* begin *

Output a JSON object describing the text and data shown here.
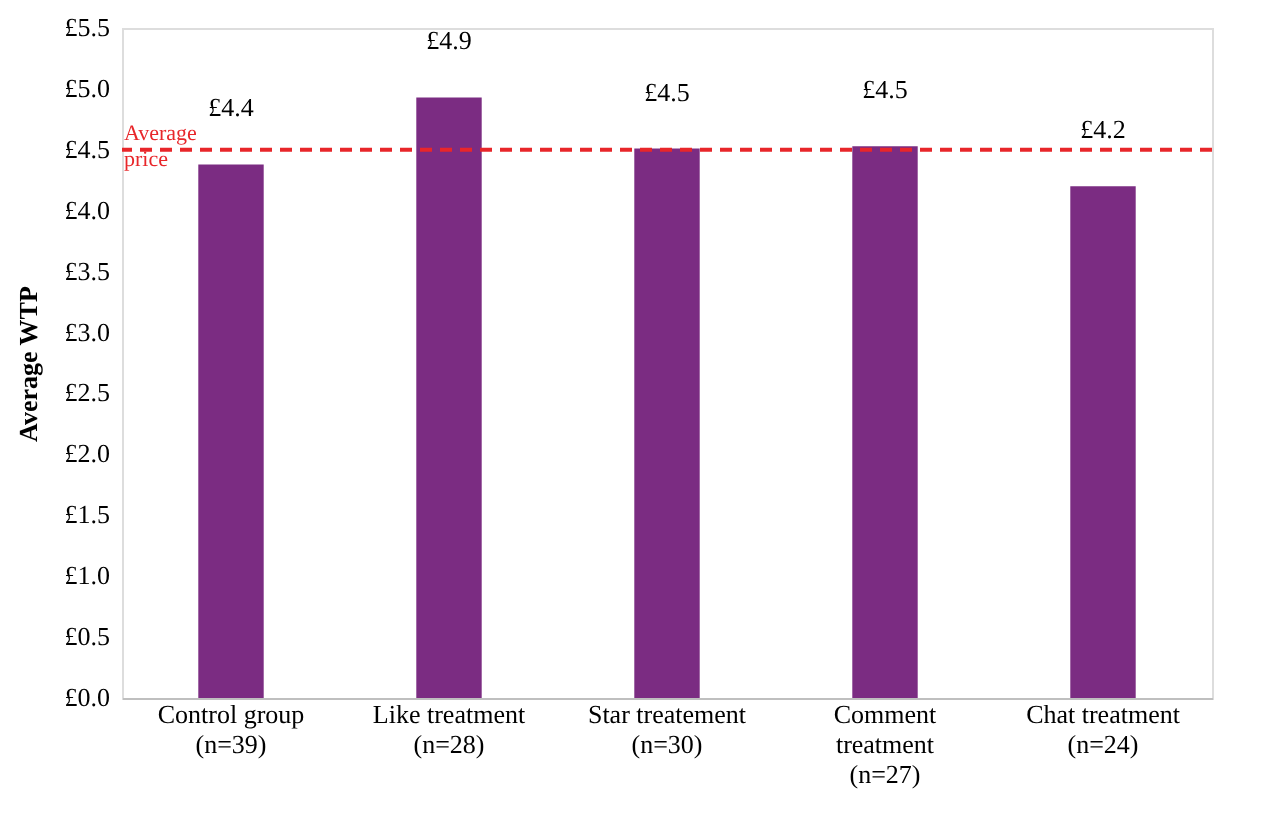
{
  "chart_data": {
    "type": "bar",
    "ylabel": "Average WTP",
    "categories": [
      "Control group\n(n=39)",
      "Like treatment\n(n=28)",
      "Star treatement\n(n=30)",
      "Comment\ntreatment\n(n=27)",
      "Chat treatment\n(n=24)"
    ],
    "values": [
      4.38,
      4.93,
      4.51,
      4.53,
      4.2
    ],
    "value_labels": [
      "£4.4",
      "£4.9",
      "£4.5",
      "£4.5",
      "£4.2"
    ],
    "color": "#7b2c82",
    "ylim": [
      0,
      5.5
    ],
    "yticks": [
      {
        "value": 0,
        "label": "£0.0"
      },
      {
        "value": 0.5,
        "label": "£0.5"
      },
      {
        "value": 1,
        "label": "£1.0"
      },
      {
        "value": 1.5,
        "label": "£1.5"
      },
      {
        "value": 2,
        "label": "£2.0"
      },
      {
        "value": 2.5,
        "label": "£2.5"
      },
      {
        "value": 3,
        "label": "£3.0"
      },
      {
        "value": 3.5,
        "label": "£3.5"
      },
      {
        "value": 4,
        "label": "£4.0"
      },
      {
        "value": 4.5,
        "label": "£4.5"
      },
      {
        "value": 5,
        "label": "£5.0"
      },
      {
        "value": 5.5,
        "label": "£5.5"
      }
    ],
    "ref_lines": [
      {
        "axis": "y",
        "value": 4.5,
        "label": "Average price",
        "color": "#e8262a",
        "line_style": "dashed"
      }
    ],
    "grid": false,
    "legend": false
  }
}
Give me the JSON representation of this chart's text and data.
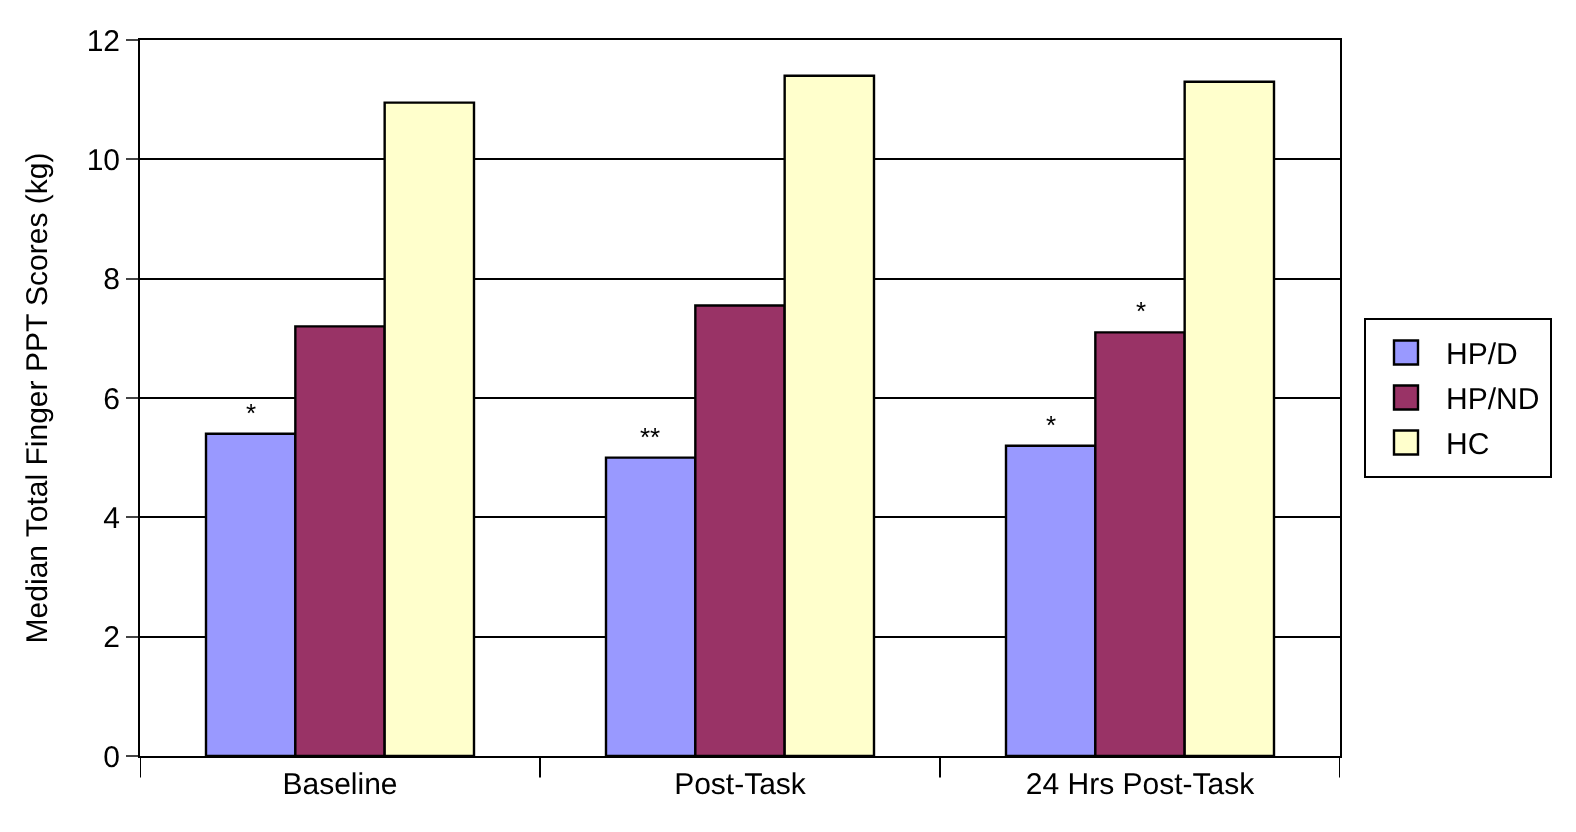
{
  "chart_data": {
    "type": "bar",
    "ylabel": "Median Total Finger PPT Scores (kg)",
    "categories": [
      "Baseline",
      "Post-Task",
      "24 Hrs Post-Task"
    ],
    "series": [
      {
        "name": "HP/D",
        "color": "#9999ff",
        "values": [
          5.4,
          5.0,
          5.2
        ]
      },
      {
        "name": "HP/ND",
        "color": "#993366",
        "values": [
          7.2,
          7.55,
          7.1
        ]
      },
      {
        "name": "HC",
        "color": "#ffffcc",
        "values": [
          10.95,
          11.4,
          11.3
        ]
      }
    ],
    "ylim": [
      0,
      12
    ],
    "yticks": [
      0,
      2,
      4,
      6,
      8,
      10,
      12
    ],
    "grid": "y",
    "legend": "right",
    "annotations": [
      "*",
      "**",
      "*",
      "*"
    ]
  }
}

* end *

**EXERCISE GOAL:**
Please write out the material from the line containing "Give me the" to its final line, both inclusive, exactly as it appears; pictures are not part of the copy.

**CORRECT RESULT:**
Give me the JSON representation of this chart's text and data.
{
  "chart_data": {
    "type": "bar",
    "ylabel": "Median Total Finger PPT Scores (kg)",
    "categories": [
      "Baseline",
      "Post-Task",
      "24 Hrs Post-Task"
    ],
    "series": [
      {
        "name": "HP/D",
        "color": "#9999ff",
        "values": [
          5.4,
          5.0,
          5.2
        ]
      },
      {
        "name": "HP/ND",
        "color": "#993366",
        "values": [
          7.2,
          7.55,
          7.1
        ]
      },
      {
        "name": "HC",
        "color": "#ffffcc",
        "values": [
          10.95,
          11.4,
          11.3
        ]
      }
    ],
    "ylim": [
      0,
      12
    ],
    "yticks": [
      0,
      2,
      4,
      6,
      8,
      10,
      12
    ],
    "grid": "y",
    "legend": "right",
    "annotations": [
      "*",
      "**",
      "*",
      "*"
    ]
  }
}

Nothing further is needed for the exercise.